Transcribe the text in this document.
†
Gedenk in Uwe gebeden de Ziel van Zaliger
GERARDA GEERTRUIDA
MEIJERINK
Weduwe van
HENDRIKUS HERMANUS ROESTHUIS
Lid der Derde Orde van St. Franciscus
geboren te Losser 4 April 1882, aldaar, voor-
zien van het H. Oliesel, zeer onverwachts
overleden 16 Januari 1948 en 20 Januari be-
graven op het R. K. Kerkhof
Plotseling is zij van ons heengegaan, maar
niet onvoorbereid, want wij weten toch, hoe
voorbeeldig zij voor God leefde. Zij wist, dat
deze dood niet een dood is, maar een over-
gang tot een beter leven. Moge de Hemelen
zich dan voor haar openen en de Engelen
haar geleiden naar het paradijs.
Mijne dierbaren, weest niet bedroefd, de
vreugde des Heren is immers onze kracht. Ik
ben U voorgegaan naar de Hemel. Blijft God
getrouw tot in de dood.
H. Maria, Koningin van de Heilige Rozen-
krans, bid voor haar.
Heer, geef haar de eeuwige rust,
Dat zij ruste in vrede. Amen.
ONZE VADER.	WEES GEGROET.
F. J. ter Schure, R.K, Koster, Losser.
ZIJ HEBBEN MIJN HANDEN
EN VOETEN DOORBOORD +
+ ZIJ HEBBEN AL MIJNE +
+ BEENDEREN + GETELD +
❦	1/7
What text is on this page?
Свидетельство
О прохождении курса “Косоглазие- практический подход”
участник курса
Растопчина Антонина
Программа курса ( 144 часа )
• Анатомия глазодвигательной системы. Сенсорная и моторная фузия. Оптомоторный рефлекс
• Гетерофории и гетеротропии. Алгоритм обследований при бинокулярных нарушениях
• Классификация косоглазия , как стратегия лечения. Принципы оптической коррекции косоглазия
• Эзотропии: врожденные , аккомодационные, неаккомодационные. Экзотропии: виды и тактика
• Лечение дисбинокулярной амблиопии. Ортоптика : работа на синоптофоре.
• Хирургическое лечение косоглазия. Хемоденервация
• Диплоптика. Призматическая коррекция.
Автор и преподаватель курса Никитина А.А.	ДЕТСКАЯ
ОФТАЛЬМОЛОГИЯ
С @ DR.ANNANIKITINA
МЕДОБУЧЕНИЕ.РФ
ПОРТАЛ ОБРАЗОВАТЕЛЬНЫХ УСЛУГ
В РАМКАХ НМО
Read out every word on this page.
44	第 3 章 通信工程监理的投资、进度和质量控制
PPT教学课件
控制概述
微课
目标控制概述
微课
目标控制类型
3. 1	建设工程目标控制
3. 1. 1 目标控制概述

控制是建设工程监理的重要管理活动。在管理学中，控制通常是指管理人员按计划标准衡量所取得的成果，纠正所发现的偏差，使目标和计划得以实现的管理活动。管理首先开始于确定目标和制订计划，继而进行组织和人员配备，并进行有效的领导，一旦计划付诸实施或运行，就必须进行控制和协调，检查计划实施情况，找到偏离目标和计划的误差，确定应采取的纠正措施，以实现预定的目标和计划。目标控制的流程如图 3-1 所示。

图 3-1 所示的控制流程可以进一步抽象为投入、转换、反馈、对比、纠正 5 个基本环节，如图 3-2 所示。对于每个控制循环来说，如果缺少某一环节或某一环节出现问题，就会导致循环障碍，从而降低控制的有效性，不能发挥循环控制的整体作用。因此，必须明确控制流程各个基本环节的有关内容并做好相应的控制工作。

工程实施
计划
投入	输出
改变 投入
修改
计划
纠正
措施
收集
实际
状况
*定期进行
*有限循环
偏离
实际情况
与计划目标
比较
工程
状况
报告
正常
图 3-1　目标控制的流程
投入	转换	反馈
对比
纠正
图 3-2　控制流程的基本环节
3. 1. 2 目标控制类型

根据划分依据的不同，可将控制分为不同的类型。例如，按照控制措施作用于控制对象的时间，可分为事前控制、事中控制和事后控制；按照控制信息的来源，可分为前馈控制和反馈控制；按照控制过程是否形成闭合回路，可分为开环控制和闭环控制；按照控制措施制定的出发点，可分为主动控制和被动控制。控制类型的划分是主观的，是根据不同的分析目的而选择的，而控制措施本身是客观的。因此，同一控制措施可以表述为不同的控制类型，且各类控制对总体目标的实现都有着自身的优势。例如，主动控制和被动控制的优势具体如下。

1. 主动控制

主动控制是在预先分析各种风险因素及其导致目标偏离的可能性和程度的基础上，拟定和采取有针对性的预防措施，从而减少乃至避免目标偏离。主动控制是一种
---
What you need to do =>
Of all the lines above, how many contain the word "naar"? Answer with only the number.

Reply to the task =>
2